→ **Dataset rows**

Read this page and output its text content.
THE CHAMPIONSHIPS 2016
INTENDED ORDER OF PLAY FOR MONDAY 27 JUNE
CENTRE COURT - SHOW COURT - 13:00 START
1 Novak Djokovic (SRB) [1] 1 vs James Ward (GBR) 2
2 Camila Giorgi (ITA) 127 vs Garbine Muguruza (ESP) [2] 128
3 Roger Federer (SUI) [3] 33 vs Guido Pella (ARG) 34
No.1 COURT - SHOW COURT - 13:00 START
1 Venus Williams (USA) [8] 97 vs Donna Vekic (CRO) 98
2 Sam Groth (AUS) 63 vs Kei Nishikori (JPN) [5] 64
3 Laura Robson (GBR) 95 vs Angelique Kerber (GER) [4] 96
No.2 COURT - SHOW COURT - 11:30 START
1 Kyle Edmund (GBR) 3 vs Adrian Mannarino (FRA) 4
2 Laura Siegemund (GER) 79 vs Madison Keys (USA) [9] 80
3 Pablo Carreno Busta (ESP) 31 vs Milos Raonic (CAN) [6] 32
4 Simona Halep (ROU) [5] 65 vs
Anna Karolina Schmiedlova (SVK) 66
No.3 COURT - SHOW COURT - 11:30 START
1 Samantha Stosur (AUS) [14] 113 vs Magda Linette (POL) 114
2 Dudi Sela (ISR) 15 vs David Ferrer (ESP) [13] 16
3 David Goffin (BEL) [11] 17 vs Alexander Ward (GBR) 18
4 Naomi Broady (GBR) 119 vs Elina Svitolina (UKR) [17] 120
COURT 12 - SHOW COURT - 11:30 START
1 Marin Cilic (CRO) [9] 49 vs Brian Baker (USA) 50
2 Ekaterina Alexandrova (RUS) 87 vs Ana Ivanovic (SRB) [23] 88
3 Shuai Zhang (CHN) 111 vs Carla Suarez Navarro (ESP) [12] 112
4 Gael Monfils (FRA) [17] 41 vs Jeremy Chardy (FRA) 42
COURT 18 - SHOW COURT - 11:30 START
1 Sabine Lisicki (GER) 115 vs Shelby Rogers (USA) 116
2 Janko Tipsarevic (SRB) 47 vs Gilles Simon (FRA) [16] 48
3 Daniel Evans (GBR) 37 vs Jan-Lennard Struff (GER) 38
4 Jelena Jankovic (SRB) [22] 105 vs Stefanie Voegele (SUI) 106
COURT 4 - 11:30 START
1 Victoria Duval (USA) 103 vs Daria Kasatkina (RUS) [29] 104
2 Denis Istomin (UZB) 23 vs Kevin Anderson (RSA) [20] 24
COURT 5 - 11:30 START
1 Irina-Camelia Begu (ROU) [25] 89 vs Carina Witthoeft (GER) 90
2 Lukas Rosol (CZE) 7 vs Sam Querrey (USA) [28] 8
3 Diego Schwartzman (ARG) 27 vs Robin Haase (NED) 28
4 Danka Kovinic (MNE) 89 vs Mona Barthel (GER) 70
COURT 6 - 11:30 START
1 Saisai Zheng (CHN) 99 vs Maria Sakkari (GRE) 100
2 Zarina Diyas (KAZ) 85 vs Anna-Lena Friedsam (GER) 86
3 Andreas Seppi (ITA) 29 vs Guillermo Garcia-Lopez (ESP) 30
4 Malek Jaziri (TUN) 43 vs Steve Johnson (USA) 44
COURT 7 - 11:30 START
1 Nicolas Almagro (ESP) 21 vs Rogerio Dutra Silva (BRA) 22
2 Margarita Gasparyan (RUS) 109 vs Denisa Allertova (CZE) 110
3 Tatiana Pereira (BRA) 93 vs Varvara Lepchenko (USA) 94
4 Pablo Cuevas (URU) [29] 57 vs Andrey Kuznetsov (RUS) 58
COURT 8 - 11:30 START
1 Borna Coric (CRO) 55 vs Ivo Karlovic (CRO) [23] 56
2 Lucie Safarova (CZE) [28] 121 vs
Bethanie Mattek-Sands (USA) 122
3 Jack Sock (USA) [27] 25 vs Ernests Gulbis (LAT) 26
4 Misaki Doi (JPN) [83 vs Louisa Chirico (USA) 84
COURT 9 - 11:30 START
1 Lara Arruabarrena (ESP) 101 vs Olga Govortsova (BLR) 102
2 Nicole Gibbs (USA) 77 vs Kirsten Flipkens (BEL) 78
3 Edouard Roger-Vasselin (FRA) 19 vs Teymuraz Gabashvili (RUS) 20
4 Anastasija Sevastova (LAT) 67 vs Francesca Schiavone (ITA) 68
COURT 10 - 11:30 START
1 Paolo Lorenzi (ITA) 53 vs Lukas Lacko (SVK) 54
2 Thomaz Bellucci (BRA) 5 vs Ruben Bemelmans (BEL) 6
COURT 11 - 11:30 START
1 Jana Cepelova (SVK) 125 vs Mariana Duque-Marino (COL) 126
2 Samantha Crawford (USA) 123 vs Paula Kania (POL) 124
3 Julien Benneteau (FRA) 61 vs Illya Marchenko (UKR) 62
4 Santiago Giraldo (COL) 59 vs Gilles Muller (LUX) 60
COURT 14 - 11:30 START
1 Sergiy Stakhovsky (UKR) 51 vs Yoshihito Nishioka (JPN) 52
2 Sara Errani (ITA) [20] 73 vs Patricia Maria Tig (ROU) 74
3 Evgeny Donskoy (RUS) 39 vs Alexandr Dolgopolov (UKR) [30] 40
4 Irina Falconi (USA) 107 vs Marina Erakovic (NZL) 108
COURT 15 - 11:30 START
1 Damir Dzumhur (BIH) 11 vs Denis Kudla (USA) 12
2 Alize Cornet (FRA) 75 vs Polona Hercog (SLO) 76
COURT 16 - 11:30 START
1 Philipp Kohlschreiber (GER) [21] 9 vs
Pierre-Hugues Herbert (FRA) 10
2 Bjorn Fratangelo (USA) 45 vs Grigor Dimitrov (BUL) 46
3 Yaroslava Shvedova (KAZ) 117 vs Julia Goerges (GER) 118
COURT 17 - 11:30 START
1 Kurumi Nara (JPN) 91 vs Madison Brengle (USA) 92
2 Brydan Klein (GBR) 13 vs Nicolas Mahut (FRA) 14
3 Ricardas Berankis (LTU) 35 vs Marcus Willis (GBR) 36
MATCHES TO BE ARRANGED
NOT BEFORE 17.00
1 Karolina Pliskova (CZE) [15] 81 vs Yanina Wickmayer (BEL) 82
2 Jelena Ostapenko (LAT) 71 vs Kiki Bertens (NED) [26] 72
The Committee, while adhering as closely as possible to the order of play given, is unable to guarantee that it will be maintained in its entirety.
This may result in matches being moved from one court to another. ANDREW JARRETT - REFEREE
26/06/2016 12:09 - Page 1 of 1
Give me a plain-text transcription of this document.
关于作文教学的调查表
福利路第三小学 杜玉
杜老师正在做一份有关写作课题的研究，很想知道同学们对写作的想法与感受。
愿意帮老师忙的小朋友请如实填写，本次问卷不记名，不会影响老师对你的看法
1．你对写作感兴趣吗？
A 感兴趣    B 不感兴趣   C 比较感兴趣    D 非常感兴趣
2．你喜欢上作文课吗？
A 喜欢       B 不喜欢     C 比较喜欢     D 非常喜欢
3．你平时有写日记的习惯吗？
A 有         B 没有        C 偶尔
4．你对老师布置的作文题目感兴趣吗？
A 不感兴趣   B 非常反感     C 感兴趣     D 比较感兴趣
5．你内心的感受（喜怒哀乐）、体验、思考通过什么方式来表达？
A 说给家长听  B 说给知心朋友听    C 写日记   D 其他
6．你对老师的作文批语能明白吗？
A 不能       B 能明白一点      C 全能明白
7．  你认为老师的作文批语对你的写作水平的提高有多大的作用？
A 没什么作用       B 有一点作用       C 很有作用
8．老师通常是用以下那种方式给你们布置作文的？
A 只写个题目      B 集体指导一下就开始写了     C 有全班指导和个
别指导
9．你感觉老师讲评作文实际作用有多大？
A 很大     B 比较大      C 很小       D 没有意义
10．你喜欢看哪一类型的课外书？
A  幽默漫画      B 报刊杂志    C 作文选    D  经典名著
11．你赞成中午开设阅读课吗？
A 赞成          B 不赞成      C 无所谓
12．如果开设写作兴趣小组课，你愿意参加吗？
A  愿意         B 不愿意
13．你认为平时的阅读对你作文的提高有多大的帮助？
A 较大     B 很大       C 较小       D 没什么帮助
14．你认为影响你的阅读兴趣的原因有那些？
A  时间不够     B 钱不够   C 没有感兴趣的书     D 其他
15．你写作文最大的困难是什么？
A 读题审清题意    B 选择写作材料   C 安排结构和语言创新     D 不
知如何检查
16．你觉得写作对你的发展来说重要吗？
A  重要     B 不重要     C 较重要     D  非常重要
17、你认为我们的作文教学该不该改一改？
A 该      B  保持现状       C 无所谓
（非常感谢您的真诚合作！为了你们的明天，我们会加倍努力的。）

→ **Aim of the exercise**
Pick out every line with the string "David" and copy it.

→ **Result for this exercise**
2 Dudi Sela (ISR) 15 vs David Ferrer (ESP) [13] 16
3 David Goffin (BEL) [11] 17 vs Alexander Ward (GBR) 18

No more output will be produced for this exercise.